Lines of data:
"""
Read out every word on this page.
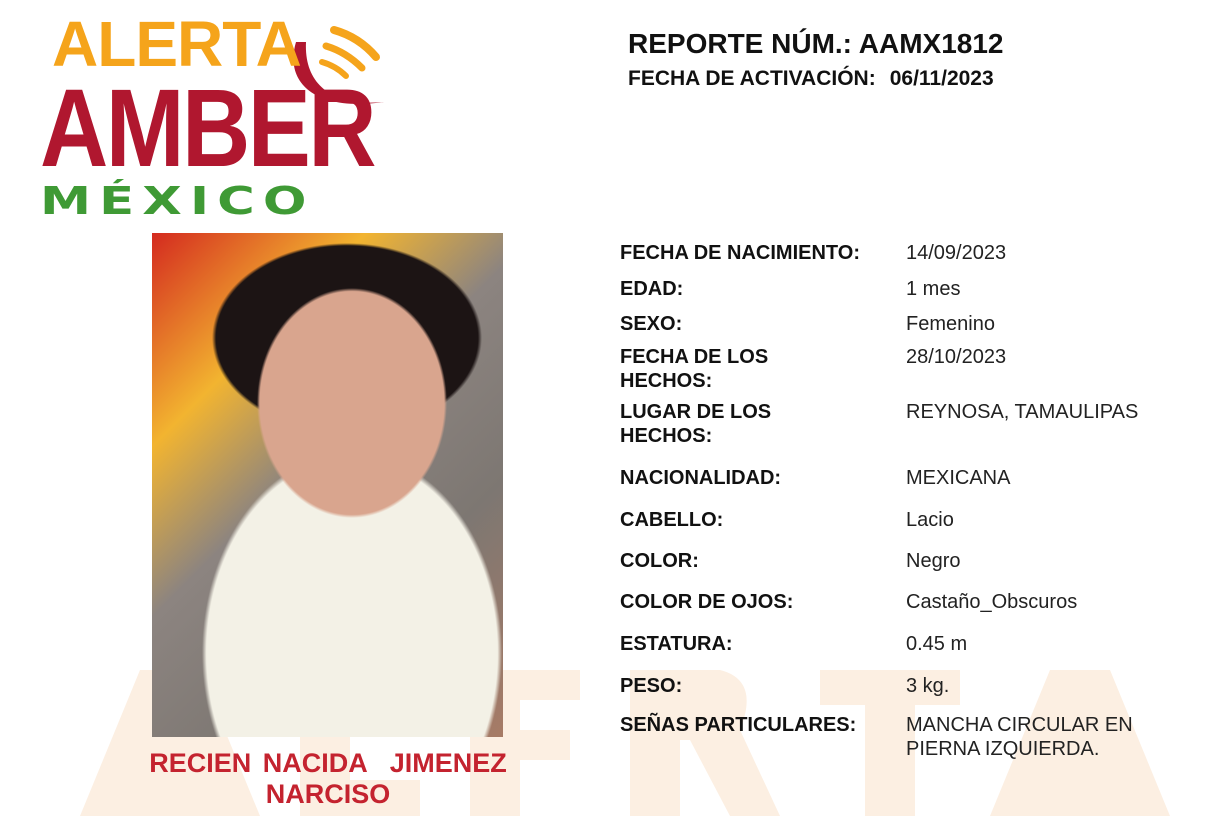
ALERTA
AMBER
MÉXICO
REPORTE NÚM.: AAMX1812
FECHA DE ACTIVACIÓN: 06/11/2023
RECIEN NACIDA  JIMENEZ
NARCISO
FECHA DE NACIMIENTO:	14/09/2023
EDAD:	1 mes
SEXO:	Femenino
FECHA DE LOS HECHOS:
28/10/2023
LUGAR DE LOS HECHOS:
REYNOSA, TAMAULIPAS
NACIONALIDAD:	MEXICANA
CABELLO:	Lacio
COLOR:	Negro
COLOR DE OJOS:	Castaño_Obscuros
ESTATURA:	0.45 m
PESO:	3 kg.
SEÑAS PARTICULARES:	MANCHA CIRCULAR EN PIERNA IZQUIERDA.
"""
[What the exercise asks] From the material above, copy everything exactly but the pictures.

[Output]
Read out every word on this page.
ALERTA
AMBER
MÉXICO
REPORTE NÚM.: AAMX1812
FECHA DE ACTIVACIÓN: 06/11/2023
RECIEN NACIDA  JIMENEZ
NARCISO
FECHA DE NACIMIENTO:	14/09/2023
EDAD:	1 mes
SEXO:	Femenino
FECHA DE LOS HECHOS:
28/10/2023
LUGAR DE LOS HECHOS:
REYNOSA, TAMAULIPAS
NACIONALIDAD:	MEXICANA
CABELLO:	Lacio
COLOR:	Negro
COLOR DE OJOS:	Castaño_Obscuros
ESTATURA:	0.45 m
PESO:	3 kg.
SEÑAS PARTICULARES:	MANCHA CIRCULAR EN PIERNA IZQUIERDA.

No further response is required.